*Stated goal*
The records that follow are to be repeated without alteration.

*The records*
○ ○ ○

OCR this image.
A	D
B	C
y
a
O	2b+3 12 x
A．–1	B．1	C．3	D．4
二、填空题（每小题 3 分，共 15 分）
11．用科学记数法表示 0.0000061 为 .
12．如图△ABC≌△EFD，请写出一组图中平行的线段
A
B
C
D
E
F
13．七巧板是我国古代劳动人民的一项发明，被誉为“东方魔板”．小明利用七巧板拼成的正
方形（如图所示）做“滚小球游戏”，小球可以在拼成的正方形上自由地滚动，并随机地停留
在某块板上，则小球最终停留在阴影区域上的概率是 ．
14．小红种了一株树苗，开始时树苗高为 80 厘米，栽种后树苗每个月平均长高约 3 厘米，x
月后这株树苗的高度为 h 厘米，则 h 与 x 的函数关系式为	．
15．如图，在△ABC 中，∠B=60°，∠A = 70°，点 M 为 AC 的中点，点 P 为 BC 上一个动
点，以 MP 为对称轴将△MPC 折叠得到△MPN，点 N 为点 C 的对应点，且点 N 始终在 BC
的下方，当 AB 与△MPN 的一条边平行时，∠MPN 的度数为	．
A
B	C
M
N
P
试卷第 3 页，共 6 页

○ ○ ○

*Exercise response*
OCR this image.
A	D
B	C
y
a
O	2b+3 12 x
A．–1	B．1	C．3	D．4
二、填空题（每小题 3 分，共 15 分）
11．用科学记数法表示 0.0000061 为 .
12．如图△ABC≌△EFD，请写出一组图中平行的线段
A
B
C
D
E
F
13．七巧板是我国古代劳动人民的一项发明，被誉为“东方魔板”．小明利用七巧板拼成的正
方形（如图所示）做“滚小球游戏”，小球可以在拼成的正方形上自由地滚动，并随机地停留
在某块板上，则小球最终停留在阴影区域上的概率是 ．
14．小红种了一株树苗，开始时树苗高为 80 厘米，栽种后树苗每个月平均长高约 3 厘米，x
月后这株树苗的高度为 h 厘米，则 h 与 x 的函数关系式为	．
15．如图，在△ABC 中，∠B=60°，∠A = 70°，点 M 为 AC 的中点，点 P 为 BC 上一个动
点，以 MP 为对称轴将△MPC 折叠得到△MPN，点 N 为点 C 的对应点，且点 N 始终在 BC
的下方，当 AB 与△MPN 的一条边平行时，∠MPN 的度数为	．
A
B	C
M
N
P
试卷第 3 页，共 6 页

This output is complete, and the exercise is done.